## What you have to do
Entries follow. Set all of them down as they stand.
◇ ◇ ◇
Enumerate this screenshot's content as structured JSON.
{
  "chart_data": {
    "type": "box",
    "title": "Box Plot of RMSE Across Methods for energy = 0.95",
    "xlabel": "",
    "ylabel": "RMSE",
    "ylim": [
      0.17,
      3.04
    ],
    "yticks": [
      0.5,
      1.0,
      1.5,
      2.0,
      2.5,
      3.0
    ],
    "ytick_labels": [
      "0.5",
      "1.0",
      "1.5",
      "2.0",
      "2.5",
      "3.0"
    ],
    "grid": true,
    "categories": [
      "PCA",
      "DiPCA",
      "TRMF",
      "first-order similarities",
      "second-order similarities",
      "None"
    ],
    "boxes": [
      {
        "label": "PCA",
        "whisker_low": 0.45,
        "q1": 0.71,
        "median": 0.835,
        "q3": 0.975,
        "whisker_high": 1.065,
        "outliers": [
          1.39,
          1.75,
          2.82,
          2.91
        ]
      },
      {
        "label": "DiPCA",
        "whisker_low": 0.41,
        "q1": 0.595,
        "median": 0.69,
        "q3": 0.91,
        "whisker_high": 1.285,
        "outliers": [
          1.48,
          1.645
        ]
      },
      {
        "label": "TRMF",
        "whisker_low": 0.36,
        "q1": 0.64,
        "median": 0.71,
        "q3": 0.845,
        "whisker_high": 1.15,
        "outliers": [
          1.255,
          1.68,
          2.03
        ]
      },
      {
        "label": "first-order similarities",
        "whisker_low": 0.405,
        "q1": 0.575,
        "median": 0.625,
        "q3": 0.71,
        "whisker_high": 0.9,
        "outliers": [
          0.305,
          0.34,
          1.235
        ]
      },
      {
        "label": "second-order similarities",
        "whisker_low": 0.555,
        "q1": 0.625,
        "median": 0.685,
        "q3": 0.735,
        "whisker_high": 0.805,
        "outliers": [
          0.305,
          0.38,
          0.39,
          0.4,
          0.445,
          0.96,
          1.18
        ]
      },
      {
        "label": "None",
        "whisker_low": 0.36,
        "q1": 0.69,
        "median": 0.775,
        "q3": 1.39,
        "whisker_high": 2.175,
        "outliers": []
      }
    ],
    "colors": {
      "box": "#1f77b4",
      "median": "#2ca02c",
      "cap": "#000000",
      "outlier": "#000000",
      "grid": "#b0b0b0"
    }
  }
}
◇ ◇ ◇
## Response to this task
Enumerate this screenshot's content as structured JSON.
{
  "chart_data": {
    "type": "box",
    "title": "Box Plot of RMSE Across Methods for energy = 0.95",
    "xlabel": "",
    "ylabel": "RMSE",
    "ylim": [
      0.17,
      3.04
    ],
    "yticks": [
      0.5,
      1.0,
      1.5,
      2.0,
      2.5,
      3.0
    ],
    "ytick_labels": [
      "0.5",
      "1.0",
      "1.5",
      "2.0",
      "2.5",
      "3.0"
    ],
    "grid": true,
    "categories": [
      "PCA",
      "DiPCA",
      "TRMF",
      "first-order similarities",
      "second-order similarities",
      "None"
    ],
    "boxes": [
      {
        "label": "PCA",
        "whisker_low": 0.45,
        "q1": 0.71,
        "median": 0.835,
        "q3": 0.975,
        "whisker_high": 1.065,
        "outliers": [
          1.39,
          1.75,
          2.82,
          2.91
        ]
      },
      {
        "label": "DiPCA",
        "whisker_low": 0.41,
        "q1": 0.595,
        "median": 0.69,
        "q3": 0.91,
        "whisker_high": 1.285,
        "outliers": [
          1.48,
          1.645
        ]
      },
      {
        "label": "TRMF",
        "whisker_low": 0.36,
        "q1": 0.64,
        "median": 0.71,
        "q3": 0.845,
        "whisker_high": 1.15,
        "outliers": [
          1.255,
          1.68,
          2.03
        ]
      },
      {
        "label": "first-order similarities",
        "whisker_low": 0.405,
        "q1": 0.575,
        "median": 0.625,
        "q3": 0.71,
        "whisker_high": 0.9,
        "outliers": [
          0.305,
          0.34,
          1.235
        ]
      },
      {
        "label": "second-order similarities",
        "whisker_low": 0.555,
        "q1": 0.625,
        "median": 0.685,
        "q3": 0.735,
        "whisker_high": 0.805,
        "outliers": [
          0.305,
          0.38,
          0.39,
          0.4,
          0.445,
          0.96,
          1.18
        ]
      },
      {
        "label": "None",
        "whisker_low": 0.36,
        "q1": 0.69,
        "median": 0.775,
        "q3": 1.39,
        "whisker_high": 2.175,
        "outliers": []
      }
    ],
    "colors": {
      "box": "#1f77b4",
      "median": "#2ca02c",
      "cap": "#000000",
      "outlier": "#000000",
      "grid": "#b0b0b0"
    }
  }
}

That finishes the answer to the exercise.